* Start PROVIDED RECORDS *

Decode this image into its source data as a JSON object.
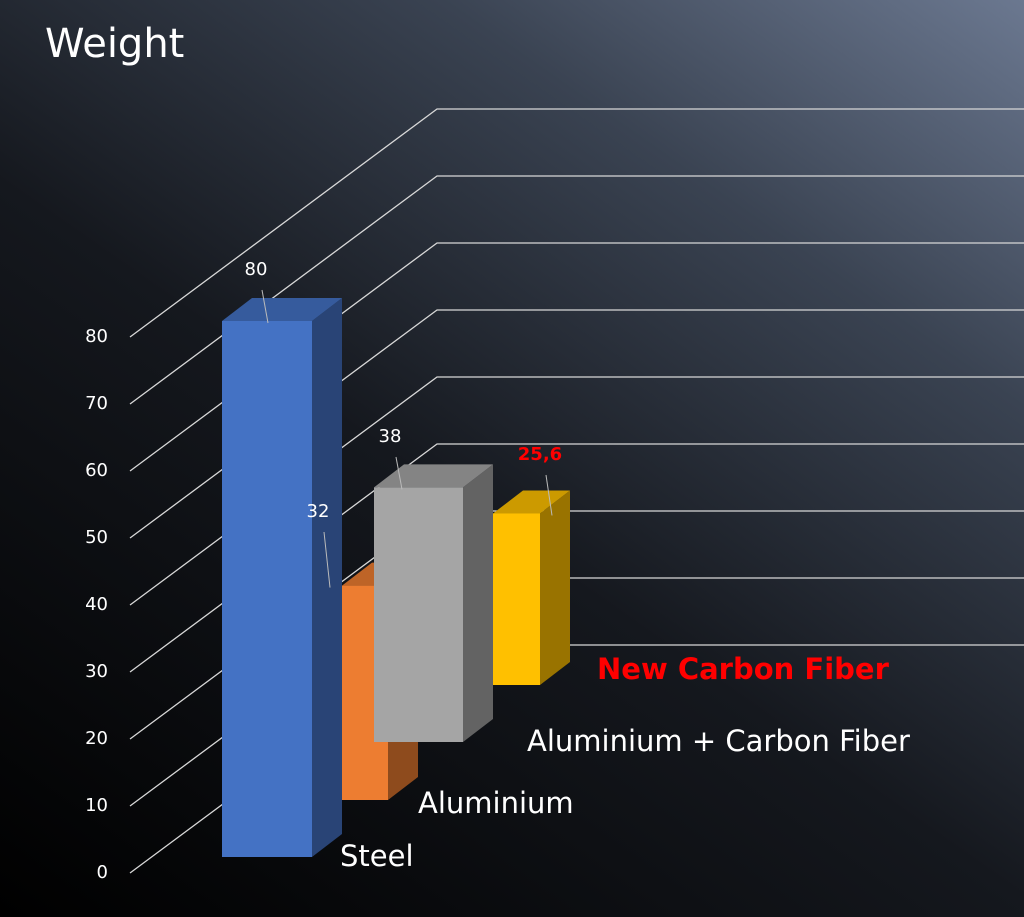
{
  "chart_data": {
    "type": "bar3d",
    "title": "Weight",
    "categories": [
      "Steel",
      "Aluminium",
      "Aluminium + Carbon Fiber",
      "New Carbon Fiber"
    ],
    "values": [
      80,
      32,
      38,
      25.6
    ],
    "value_labels": [
      "80",
      "32",
      "38",
      "25,6"
    ],
    "colors": [
      "#4472c4",
      "#ed7d31",
      "#a5a5a5",
      "#ffc000"
    ],
    "label_colors": [
      "#ffffff",
      "#ffffff",
      "#ffffff",
      "#ff0000"
    ],
    "ylim": [
      0,
      80
    ],
    "yticks": [
      0,
      10,
      20,
      30,
      40,
      50,
      60,
      70,
      80
    ],
    "grid": true
  }
}
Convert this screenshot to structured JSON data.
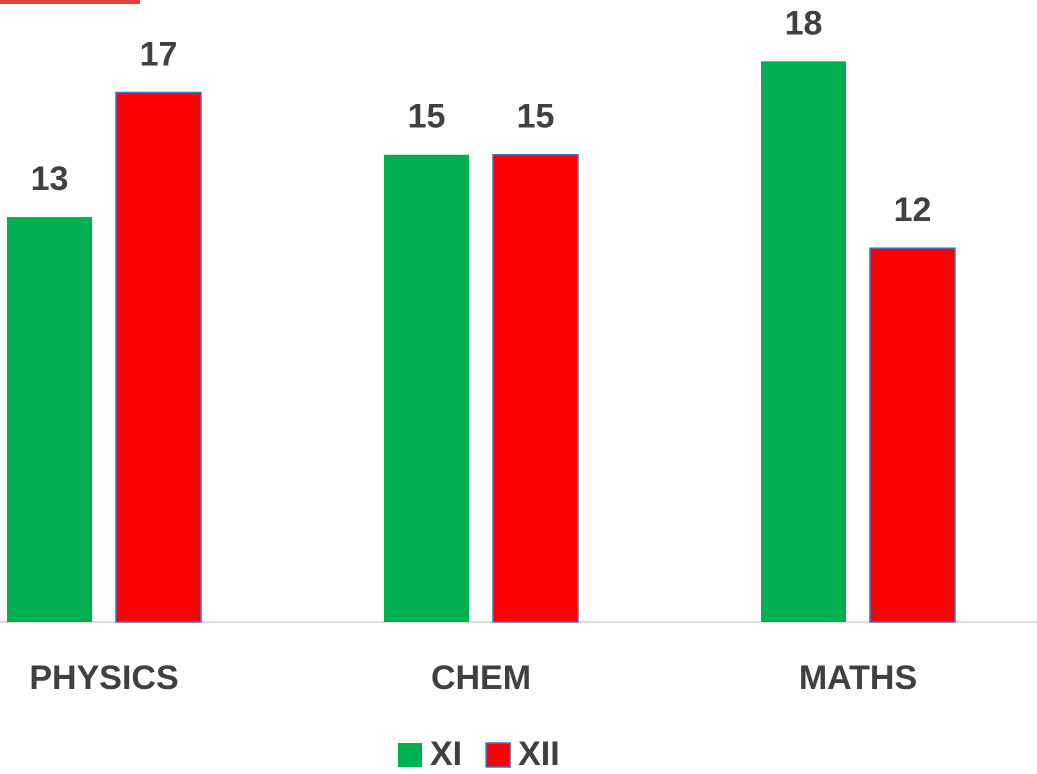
{
  "chart_data": {
    "type": "bar",
    "categories": [
      "PHYSICS",
      "CHEM",
      "MATHS"
    ],
    "series": [
      {
        "name": "XI",
        "color": "#00b050",
        "values": [
          13,
          15,
          18
        ]
      },
      {
        "name": "XII",
        "color": "#ff0000",
        "values": [
          17,
          15,
          12
        ]
      }
    ],
    "ylim": [
      0,
      20
    ],
    "grid": false,
    "legend": "bottom"
  }
}
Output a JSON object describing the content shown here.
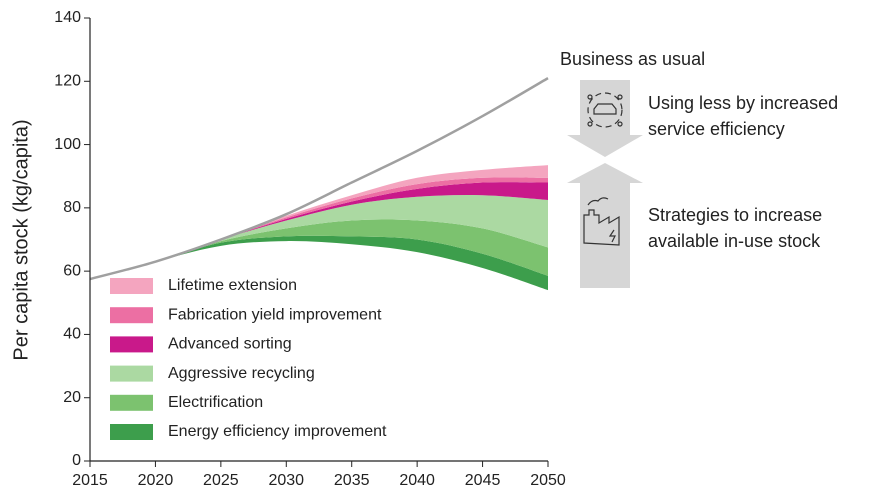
{
  "chart_data": {
    "type": "area",
    "y_label": "Per capita stock (kg/capita)",
    "x": [
      2015,
      2020,
      2025,
      2030,
      2035,
      2040,
      2045,
      2050
    ],
    "xlim": [
      2015,
      2050
    ],
    "xticks": [
      2015,
      2020,
      2025,
      2030,
      2035,
      2040,
      2045,
      2050
    ],
    "ylim": [
      0,
      140
    ],
    "yticks": [
      0,
      20,
      40,
      60,
      80,
      100,
      120,
      140
    ],
    "baseline": [
      57.5,
      63,
      68,
      69.5,
      68.5,
      66,
      61,
      54
    ],
    "series": [
      {
        "name": "Energy efficiency improvement",
        "color": "#3d9e4c",
        "values": [
          0,
          0,
          1,
          1.5,
          2.5,
          4,
          4.5,
          4.5
        ]
      },
      {
        "name": "Electrification",
        "color": "#7cc26f",
        "values": [
          0,
          0,
          0.5,
          2.5,
          5,
          6,
          8,
          9
        ]
      },
      {
        "name": "Aggressive recycling",
        "color": "#abd9a2",
        "values": [
          0,
          0,
          0.5,
          2.5,
          5,
          7.5,
          10.5,
          15
        ]
      },
      {
        "name": "Advanced sorting",
        "color": "#c9198a",
        "values": [
          0,
          0,
          0,
          0.5,
          1,
          2.5,
          4,
          5.5
        ]
      },
      {
        "name": "Fabrication yield improvement",
        "color": "#ec6fa3",
        "values": [
          0,
          0,
          0,
          0.5,
          1,
          1.5,
          1.5,
          1.5
        ]
      },
      {
        "name": "Lifetime extension",
        "color": "#f4a5bf",
        "values": [
          0,
          0,
          0,
          0.5,
          1,
          2,
          2.5,
          4
        ]
      }
    ],
    "reference": {
      "name": "Business as usual",
      "color": "#a0a0a0",
      "values": [
        57.5,
        63,
        70,
        78,
        88,
        98,
        109,
        121
      ]
    },
    "annotations": {
      "service": [
        "Using less by increased",
        "service efficiency"
      ],
      "stock": [
        "Strategies to increase",
        "available in-use stock"
      ]
    }
  }
}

* End PROVIDED RECORDS *

▶ [YOUR OBJECTIVE]
Take the entries shown above and quote them verbatim, passing over the pictures.

▶ [REPLY]
Decode this image into its source data as a JSON object.
{
  "chart_data": {
    "type": "bar3d",
    "title": "Weight",
    "categories": [
      "Steel",
      "Aluminium",
      "Aluminium + Carbon Fiber",
      "New Carbon Fiber"
    ],
    "values": [
      80,
      32,
      38,
      25.6
    ],
    "value_labels": [
      "80",
      "32",
      "38",
      "25,6"
    ],
    "colors": [
      "#4472c4",
      "#ed7d31",
      "#a5a5a5",
      "#ffc000"
    ],
    "label_colors": [
      "#ffffff",
      "#ffffff",
      "#ffffff",
      "#ff0000"
    ],
    "ylim": [
      0,
      80
    ],
    "yticks": [
      0,
      10,
      20,
      30,
      40,
      50,
      60,
      70,
      80
    ],
    "grid": true
  }
}
Convert this screenshot to structured JSON data.
{
  "chart_data": {
    "type": "bar",
    "categories": [
      "PHYSICS",
      "CHEM",
      "MATHS"
    ],
    "series": [
      {
        "name": "XI",
        "color": "#00b050",
        "values": [
          13,
          15,
          18
        ]
      },
      {
        "name": "XII",
        "color": "#ff0000",
        "values": [
          17,
          15,
          12
        ]
      }
    ],
    "ylim": [
      0,
      20
    ],
    "grid": false,
    "legend": "bottom"
  }
}
Output a JSON object describing the content shown here.
{
  "chart_data": {
    "type": "area",
    "y_label": "Per capita stock (kg/capita)",
    "x": [
      2015,
      2020,
      2025,
      2030,
      2035,
      2040,
      2045,
      2050
    ],
    "xlim": [
      2015,
      2050
    ],
    "xticks": [
      2015,
      2020,
      2025,
      2030,
      2035,
      2040,
      2045,
      2050
    ],
    "ylim": [
      0,
      140
    ],
    "yticks": [
      0,
      20,
      40,
      60,
      80,
      100,
      120,
      140
    ],
    "baseline": [
      57.5,
      63,
      68,
      69.5,
      68.5,
      66,
      61,
      54
    ],
    "series": [
      {
        "name": "Energy efficiency improvement",
        "color": "#3d9e4c",
        "values": [
          0,
          0,
          1,
          1.5,
          2.5,
          4,
          4.5,
          4.5
        ]
      },
      {
        "name": "Electrification",
        "color": "#7cc26f",
        "values": [
          0,
          0,
          0.5,
          2.5,
          5,
          6,
          8,
          9
        ]
      },
      {
        "name": "Aggressive recycling",
        "color": "#abd9a2",
        "values": [
          0,
          0,
          0.5,
          2.5,
          5,
          7.5,
          10.5,
          15
        ]
      },
      {
        "name": "Advanced sorting",
        "color": "#c9198a",
        "values": [
          0,
          0,
          0,
          0.5,
          1,
          2.5,
          4,
          5.5
        ]
      },
      {
        "name": "Fabrication yield improvement",
        "color": "#ec6fa3",
        "values": [
          0,
          0,
          0,
          0.5,
          1,
          1.5,
          1.5,
          1.5
        ]
      },
      {
        "name": "Lifetime extension",
        "color": "#f4a5bf",
        "values": [
          0,
          0,
          0,
          0.5,
          1,
          2,
          2.5,
          4
        ]
      }
    ],
    "reference": {
      "name": "Business as usual",
      "color": "#a0a0a0",
      "values": [
        57.5,
        63,
        70,
        78,
        88,
        98,
        109,
        121
      ]
    },
    "annotations": {
      "service": [
        "Using less by increased",
        "service efficiency"
      ],
      "stock": [
        "Strategies to increase",
        "available in-use stock"
      ]
    }
  }
}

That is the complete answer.